* [THE TASK]: Comb the records below for the string "losses" and copy each line where it turns up.

-- START OF DATA ENTRIES --

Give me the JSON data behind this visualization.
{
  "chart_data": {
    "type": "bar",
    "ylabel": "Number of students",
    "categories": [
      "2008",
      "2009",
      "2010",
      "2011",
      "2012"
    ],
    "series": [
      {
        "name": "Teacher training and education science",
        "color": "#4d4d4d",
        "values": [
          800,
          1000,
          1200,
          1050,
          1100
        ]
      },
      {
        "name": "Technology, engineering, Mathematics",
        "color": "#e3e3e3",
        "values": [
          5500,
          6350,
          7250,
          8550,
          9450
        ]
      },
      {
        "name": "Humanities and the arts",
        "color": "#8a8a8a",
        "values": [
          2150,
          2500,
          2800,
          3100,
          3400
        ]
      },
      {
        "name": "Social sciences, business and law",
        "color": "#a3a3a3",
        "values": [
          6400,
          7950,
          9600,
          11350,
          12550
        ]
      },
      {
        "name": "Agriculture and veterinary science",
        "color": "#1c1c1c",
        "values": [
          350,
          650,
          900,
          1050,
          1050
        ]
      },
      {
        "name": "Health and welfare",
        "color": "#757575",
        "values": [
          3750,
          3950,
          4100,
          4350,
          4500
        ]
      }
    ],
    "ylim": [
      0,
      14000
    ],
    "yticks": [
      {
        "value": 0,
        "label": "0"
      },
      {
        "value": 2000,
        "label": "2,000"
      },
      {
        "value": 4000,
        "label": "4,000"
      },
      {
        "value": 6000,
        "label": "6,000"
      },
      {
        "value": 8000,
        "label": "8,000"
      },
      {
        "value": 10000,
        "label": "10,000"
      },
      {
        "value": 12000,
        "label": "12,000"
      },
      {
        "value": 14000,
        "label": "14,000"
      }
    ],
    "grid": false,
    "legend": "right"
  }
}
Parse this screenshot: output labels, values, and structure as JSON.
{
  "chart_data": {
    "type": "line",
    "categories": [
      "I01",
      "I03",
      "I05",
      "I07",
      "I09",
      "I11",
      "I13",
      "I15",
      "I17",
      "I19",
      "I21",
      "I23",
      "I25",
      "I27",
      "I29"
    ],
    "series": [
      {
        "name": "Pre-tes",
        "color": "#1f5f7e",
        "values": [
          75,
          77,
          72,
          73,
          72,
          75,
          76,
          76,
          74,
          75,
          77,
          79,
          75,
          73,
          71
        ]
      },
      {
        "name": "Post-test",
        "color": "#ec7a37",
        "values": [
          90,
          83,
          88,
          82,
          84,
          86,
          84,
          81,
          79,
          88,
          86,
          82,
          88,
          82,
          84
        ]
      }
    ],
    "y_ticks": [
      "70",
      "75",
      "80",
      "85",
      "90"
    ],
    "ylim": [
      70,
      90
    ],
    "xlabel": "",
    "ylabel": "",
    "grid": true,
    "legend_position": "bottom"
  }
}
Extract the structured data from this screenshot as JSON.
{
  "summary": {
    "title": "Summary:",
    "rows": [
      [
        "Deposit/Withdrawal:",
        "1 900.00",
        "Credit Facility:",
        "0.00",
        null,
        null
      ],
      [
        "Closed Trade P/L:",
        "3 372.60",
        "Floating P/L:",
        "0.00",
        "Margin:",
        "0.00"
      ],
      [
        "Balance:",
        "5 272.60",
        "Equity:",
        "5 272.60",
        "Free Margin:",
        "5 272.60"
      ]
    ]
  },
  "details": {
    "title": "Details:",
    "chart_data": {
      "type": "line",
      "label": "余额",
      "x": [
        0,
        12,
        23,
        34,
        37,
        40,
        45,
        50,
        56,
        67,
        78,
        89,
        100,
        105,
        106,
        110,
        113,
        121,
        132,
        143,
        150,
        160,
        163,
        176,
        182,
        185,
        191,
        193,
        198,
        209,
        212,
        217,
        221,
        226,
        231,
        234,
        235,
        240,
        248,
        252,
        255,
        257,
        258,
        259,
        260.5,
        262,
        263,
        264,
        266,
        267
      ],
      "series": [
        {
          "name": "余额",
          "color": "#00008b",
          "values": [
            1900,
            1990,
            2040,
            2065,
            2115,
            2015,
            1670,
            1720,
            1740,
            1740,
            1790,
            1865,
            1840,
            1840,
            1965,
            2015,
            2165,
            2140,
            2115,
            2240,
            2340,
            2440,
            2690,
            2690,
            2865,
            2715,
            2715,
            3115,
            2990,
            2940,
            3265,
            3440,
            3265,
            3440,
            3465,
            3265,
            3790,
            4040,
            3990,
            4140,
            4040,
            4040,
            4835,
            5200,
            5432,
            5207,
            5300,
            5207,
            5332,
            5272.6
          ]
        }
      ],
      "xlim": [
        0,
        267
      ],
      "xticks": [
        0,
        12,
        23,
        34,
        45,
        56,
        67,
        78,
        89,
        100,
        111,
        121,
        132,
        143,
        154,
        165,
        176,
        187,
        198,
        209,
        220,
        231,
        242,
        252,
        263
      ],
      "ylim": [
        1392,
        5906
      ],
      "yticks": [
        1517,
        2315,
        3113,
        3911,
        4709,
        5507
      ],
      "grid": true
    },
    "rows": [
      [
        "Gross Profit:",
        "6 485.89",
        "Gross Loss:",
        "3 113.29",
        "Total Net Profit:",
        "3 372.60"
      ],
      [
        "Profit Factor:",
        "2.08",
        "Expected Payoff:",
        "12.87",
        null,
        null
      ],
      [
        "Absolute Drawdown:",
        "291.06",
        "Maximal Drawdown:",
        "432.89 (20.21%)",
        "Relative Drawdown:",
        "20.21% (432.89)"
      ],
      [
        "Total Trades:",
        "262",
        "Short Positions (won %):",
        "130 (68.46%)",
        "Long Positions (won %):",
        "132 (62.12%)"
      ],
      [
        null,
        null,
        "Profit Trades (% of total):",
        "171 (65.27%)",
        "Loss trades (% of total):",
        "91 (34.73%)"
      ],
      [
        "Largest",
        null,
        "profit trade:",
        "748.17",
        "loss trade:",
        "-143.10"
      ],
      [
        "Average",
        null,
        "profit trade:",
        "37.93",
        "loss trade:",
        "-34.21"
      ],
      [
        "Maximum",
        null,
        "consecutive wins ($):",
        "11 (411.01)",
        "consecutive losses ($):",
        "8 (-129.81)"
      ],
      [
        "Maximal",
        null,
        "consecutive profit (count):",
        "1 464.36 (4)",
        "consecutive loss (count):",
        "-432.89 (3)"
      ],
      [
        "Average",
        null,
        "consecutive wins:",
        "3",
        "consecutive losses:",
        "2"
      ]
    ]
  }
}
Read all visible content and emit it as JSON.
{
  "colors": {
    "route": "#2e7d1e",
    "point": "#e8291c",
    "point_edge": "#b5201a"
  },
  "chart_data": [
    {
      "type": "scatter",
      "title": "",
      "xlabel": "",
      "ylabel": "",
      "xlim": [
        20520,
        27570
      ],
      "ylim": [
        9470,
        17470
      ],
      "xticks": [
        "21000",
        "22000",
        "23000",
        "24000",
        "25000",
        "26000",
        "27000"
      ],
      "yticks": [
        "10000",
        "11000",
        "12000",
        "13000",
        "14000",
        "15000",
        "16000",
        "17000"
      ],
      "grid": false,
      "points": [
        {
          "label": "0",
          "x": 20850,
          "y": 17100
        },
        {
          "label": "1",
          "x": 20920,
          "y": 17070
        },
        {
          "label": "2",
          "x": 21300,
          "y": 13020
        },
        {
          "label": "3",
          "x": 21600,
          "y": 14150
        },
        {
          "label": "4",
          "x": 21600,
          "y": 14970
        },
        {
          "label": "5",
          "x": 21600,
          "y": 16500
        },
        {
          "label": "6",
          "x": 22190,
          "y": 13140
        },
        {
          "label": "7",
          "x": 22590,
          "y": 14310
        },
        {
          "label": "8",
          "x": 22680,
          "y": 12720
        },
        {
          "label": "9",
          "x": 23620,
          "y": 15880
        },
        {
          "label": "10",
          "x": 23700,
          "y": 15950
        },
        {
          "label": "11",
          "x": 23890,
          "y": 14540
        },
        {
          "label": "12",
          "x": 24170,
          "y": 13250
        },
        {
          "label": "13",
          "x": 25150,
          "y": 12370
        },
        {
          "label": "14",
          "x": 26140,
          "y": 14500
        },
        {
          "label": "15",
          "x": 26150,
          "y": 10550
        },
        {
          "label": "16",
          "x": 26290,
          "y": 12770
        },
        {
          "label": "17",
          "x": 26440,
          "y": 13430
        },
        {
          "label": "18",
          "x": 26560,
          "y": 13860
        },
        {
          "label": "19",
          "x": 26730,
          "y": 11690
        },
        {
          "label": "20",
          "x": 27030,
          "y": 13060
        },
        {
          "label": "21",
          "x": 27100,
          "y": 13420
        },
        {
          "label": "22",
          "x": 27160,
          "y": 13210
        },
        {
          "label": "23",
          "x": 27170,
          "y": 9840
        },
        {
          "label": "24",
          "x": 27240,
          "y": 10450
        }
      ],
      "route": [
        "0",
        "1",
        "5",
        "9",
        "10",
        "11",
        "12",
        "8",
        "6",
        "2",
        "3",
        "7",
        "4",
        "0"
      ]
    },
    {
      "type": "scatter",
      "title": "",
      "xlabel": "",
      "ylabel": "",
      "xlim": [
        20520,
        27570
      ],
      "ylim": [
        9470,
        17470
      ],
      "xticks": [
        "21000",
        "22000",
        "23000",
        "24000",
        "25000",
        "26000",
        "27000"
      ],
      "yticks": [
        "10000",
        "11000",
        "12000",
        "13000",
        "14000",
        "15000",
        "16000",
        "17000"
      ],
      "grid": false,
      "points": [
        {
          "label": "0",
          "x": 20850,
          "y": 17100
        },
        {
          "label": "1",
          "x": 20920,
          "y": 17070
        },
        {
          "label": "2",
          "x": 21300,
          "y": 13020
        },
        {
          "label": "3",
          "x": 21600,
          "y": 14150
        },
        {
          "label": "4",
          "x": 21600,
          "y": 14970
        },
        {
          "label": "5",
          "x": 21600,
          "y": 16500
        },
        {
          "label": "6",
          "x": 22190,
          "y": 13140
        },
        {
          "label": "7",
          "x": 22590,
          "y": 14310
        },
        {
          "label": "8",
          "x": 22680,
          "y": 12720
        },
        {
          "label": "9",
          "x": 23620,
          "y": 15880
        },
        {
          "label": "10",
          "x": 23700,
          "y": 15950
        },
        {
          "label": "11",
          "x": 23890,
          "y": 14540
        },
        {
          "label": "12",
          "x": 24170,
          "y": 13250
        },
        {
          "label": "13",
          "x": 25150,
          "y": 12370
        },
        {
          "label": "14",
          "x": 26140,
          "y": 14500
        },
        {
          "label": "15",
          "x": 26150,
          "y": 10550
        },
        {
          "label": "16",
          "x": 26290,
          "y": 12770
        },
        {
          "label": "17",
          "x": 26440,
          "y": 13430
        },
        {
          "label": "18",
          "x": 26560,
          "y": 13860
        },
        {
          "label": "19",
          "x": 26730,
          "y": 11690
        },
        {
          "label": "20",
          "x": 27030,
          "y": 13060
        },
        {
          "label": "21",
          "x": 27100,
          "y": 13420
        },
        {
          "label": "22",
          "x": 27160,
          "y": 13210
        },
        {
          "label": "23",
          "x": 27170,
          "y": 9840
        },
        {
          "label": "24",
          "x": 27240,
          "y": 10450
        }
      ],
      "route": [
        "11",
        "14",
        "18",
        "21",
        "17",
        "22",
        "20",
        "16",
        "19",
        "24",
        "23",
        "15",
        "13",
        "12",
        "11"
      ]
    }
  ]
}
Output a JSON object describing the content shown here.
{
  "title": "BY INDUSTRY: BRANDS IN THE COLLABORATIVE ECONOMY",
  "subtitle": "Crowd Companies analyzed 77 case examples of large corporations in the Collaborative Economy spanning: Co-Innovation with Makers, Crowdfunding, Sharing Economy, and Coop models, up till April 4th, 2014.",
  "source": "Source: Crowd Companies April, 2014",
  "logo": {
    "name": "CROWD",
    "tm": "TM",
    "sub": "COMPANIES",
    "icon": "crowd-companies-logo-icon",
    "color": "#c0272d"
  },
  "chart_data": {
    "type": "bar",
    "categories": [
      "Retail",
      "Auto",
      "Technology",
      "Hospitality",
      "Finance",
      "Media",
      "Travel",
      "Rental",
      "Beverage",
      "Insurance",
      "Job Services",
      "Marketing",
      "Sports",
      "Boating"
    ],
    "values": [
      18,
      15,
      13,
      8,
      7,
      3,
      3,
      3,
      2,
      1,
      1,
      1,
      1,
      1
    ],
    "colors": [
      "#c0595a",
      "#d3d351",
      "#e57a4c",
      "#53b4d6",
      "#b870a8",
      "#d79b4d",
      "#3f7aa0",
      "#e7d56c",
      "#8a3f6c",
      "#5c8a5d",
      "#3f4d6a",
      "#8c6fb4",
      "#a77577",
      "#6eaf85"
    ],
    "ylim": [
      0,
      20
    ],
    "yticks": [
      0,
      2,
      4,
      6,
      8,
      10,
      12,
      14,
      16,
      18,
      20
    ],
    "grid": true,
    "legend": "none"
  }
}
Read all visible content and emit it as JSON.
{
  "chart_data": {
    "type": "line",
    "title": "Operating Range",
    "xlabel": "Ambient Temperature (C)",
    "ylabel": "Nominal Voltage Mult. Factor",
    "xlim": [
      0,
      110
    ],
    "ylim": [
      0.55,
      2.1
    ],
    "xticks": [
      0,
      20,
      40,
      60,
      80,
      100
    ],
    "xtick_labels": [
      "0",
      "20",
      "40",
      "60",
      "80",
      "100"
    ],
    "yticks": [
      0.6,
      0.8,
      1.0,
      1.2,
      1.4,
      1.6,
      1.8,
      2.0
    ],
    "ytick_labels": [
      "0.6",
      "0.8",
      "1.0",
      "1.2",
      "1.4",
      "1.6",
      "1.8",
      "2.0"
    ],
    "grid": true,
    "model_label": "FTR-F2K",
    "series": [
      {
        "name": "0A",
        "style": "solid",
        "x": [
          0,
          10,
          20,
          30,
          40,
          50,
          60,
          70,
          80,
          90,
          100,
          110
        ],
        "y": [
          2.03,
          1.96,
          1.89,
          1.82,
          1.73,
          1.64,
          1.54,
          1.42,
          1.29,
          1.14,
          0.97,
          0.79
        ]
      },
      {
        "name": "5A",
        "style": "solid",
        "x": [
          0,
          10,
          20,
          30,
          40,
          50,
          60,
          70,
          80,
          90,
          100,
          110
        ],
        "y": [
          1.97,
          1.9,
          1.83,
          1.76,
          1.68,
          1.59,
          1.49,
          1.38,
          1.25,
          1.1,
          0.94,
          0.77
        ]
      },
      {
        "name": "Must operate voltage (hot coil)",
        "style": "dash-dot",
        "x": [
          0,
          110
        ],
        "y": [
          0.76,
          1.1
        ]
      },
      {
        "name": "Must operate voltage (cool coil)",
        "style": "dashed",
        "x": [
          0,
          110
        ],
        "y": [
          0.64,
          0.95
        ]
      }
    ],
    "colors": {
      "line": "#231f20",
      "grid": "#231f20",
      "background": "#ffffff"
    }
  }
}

-- END OF DATA ENTRIES --

* [SOLUTION TO THE EXERCISE]:
        "consecutive losses ($):",
        "consecutive losses:",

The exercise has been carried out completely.